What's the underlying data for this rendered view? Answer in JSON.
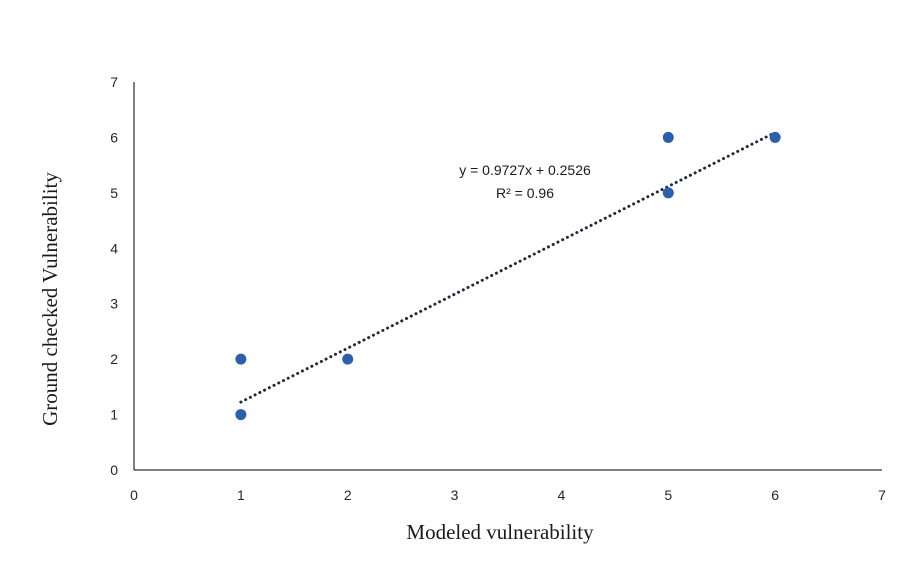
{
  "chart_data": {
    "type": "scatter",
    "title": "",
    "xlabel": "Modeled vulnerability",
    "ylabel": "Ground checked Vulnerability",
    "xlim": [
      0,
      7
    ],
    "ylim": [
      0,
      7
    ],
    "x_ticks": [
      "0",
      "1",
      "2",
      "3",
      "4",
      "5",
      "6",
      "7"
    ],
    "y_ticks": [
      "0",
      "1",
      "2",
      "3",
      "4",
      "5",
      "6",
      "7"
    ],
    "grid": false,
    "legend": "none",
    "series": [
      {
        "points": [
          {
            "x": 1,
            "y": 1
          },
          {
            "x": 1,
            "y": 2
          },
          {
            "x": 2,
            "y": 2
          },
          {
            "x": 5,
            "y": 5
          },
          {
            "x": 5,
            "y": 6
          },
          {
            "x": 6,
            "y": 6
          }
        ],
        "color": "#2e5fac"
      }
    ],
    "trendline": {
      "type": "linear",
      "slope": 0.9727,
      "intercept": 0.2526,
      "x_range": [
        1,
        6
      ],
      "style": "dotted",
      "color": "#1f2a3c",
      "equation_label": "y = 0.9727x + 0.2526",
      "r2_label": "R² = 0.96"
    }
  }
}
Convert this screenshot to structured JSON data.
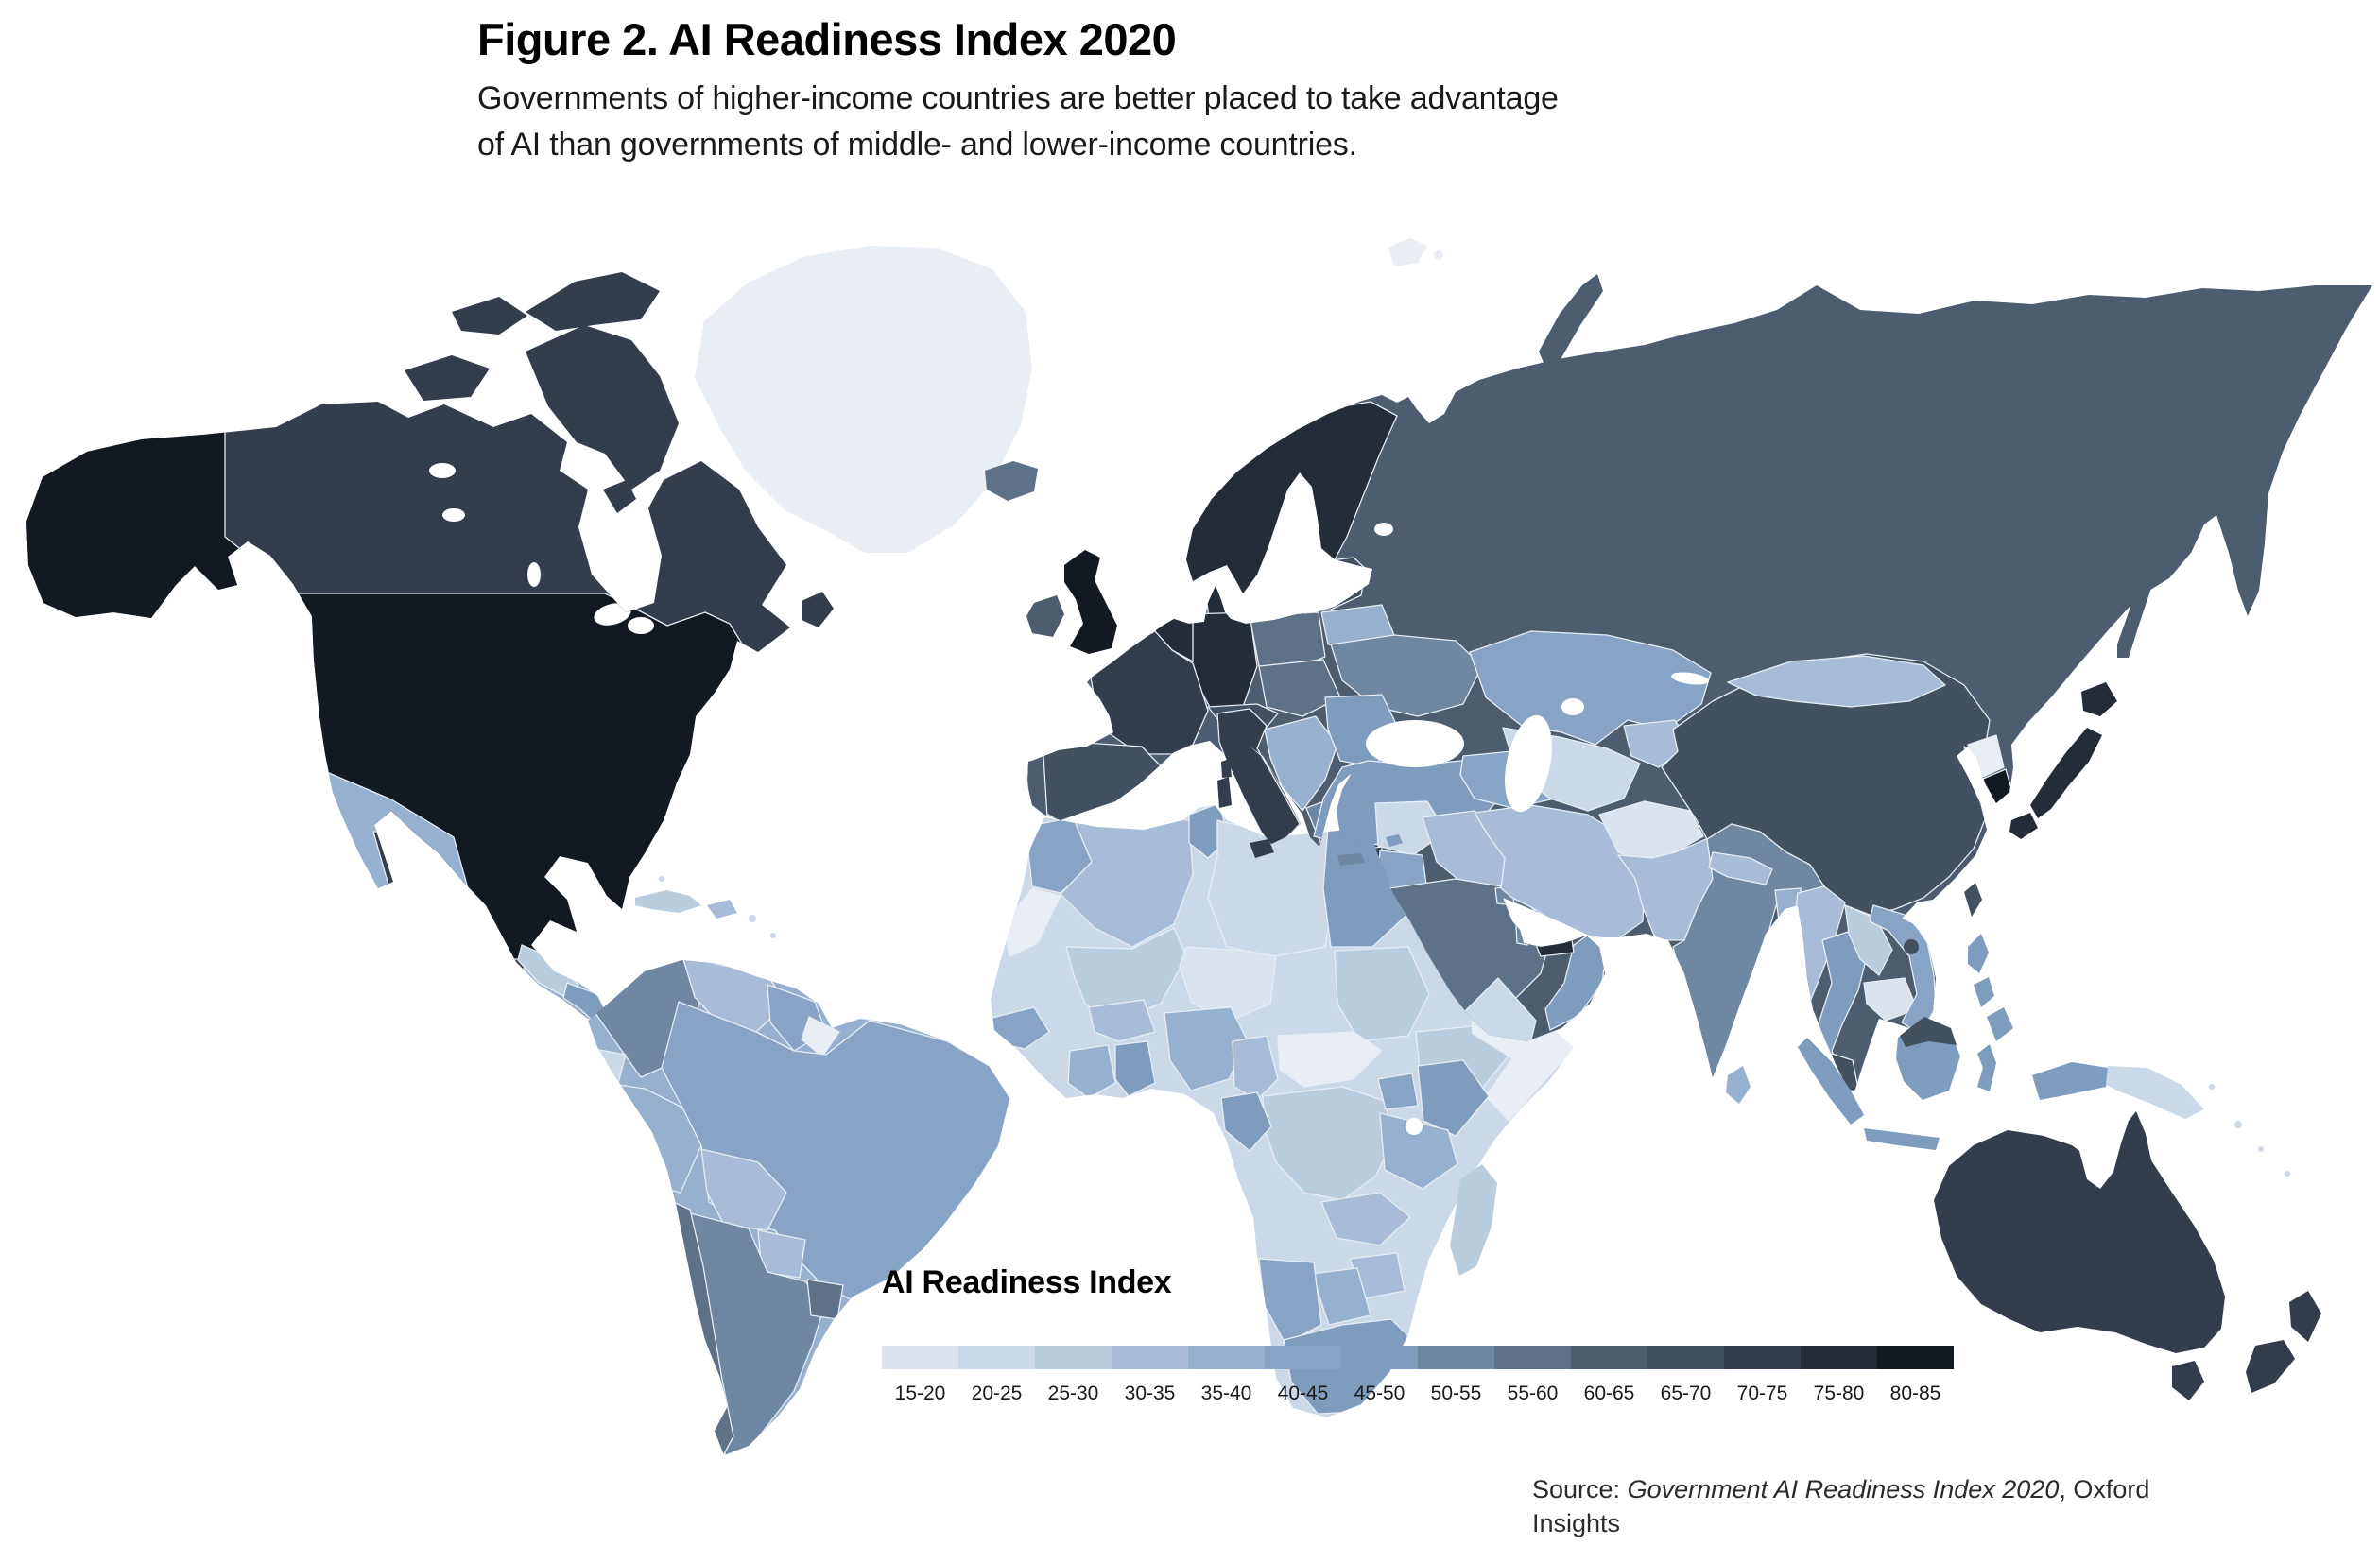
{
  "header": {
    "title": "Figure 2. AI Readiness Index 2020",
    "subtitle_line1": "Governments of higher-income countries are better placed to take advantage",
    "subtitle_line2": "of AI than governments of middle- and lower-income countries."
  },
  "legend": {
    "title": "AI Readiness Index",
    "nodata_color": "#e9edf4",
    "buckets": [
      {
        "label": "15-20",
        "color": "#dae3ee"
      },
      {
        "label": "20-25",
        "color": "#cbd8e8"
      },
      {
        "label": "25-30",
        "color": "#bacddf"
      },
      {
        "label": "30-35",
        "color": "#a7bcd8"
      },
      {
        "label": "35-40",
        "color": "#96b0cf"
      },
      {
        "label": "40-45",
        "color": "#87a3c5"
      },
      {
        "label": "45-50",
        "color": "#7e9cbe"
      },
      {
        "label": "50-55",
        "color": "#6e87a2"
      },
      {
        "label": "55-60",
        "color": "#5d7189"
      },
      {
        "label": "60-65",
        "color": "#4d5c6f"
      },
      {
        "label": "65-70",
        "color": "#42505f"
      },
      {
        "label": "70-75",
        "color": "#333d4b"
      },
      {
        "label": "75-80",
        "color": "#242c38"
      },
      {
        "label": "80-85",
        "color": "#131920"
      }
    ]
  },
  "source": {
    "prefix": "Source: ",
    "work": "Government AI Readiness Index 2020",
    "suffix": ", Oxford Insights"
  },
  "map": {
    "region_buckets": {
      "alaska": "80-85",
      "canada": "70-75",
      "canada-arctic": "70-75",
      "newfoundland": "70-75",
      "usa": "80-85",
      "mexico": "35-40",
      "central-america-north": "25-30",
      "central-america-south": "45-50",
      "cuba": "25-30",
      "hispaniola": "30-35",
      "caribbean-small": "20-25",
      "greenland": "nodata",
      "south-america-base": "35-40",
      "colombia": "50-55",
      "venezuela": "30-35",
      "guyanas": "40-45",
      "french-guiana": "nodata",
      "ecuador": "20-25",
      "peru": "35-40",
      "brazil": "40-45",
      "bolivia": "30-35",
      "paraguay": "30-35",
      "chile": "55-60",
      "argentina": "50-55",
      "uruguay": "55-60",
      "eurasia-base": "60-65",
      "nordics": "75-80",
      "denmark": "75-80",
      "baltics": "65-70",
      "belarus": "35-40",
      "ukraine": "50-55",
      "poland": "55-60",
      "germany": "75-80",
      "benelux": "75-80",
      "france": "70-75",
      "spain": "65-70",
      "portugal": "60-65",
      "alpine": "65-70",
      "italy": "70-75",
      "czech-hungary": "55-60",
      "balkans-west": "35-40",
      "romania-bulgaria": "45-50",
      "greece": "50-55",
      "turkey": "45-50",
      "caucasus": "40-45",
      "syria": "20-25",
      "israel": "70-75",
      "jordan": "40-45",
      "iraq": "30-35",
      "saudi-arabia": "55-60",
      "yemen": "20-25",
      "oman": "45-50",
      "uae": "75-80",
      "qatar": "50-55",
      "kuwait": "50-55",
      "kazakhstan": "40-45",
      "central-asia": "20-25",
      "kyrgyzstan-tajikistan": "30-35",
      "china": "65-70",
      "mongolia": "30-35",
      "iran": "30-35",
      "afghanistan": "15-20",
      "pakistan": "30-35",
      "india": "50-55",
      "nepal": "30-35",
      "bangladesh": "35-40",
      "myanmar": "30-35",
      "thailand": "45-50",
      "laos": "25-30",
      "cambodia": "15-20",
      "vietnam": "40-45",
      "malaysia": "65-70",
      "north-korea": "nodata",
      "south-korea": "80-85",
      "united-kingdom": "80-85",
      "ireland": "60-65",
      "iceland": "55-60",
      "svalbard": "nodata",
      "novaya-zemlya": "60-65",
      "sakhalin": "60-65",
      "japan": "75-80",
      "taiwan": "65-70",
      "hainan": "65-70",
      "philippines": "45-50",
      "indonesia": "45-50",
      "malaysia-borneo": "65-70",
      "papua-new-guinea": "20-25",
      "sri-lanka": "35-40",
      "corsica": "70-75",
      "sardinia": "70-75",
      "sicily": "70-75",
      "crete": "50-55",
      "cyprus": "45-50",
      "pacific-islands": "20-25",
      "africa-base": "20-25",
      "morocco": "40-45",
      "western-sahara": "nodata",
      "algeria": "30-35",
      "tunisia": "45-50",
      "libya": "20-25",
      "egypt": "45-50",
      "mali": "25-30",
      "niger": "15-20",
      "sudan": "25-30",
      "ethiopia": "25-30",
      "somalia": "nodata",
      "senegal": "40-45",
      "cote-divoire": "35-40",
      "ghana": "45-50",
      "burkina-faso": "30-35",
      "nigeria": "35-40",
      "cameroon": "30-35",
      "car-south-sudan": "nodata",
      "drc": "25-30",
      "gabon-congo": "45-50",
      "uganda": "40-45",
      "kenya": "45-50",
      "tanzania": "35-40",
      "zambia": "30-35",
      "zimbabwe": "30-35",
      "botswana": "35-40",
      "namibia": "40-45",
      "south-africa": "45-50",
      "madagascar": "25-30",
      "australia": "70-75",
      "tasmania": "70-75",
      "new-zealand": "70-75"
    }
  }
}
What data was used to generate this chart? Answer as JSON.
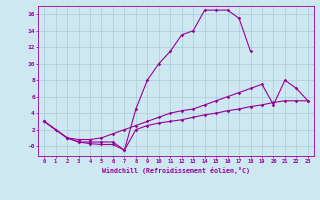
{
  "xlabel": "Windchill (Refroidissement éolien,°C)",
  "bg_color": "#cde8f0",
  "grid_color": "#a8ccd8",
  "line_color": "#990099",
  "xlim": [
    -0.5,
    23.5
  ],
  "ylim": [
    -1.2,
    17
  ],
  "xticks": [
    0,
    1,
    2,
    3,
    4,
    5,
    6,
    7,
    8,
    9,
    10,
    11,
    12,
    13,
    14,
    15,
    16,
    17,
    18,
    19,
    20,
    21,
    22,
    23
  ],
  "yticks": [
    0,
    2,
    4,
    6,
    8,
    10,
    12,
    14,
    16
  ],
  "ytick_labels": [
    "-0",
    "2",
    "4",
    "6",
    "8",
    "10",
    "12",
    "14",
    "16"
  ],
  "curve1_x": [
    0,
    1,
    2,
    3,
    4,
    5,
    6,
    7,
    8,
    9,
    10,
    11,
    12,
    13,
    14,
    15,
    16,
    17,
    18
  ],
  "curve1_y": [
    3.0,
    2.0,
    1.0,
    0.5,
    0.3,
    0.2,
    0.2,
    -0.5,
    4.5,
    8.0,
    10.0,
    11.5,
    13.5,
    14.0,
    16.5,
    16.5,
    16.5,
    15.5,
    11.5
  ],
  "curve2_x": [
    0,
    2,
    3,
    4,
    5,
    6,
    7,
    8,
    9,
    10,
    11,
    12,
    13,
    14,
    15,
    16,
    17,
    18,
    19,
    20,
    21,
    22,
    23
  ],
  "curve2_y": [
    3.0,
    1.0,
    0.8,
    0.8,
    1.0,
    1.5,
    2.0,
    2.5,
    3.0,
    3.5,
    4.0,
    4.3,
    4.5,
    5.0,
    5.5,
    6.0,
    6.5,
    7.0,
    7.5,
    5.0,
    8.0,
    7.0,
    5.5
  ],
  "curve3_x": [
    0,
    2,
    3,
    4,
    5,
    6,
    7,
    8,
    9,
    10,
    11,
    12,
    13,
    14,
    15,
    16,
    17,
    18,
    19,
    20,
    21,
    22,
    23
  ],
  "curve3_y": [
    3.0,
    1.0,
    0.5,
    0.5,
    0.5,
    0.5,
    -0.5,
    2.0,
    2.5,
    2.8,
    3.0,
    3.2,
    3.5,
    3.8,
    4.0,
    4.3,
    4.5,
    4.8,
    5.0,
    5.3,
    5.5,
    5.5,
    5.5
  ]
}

◆ **AIM OF THE TASK**: Show the lines of the material that contain the word "income".

◆ **FINISHED ANSWER**:
    "subtitle_line1": "Governments of higher-income countries are better placed to take advantage",
    "subtitle_line2": "of AI than governments of middle- and lower-income countries."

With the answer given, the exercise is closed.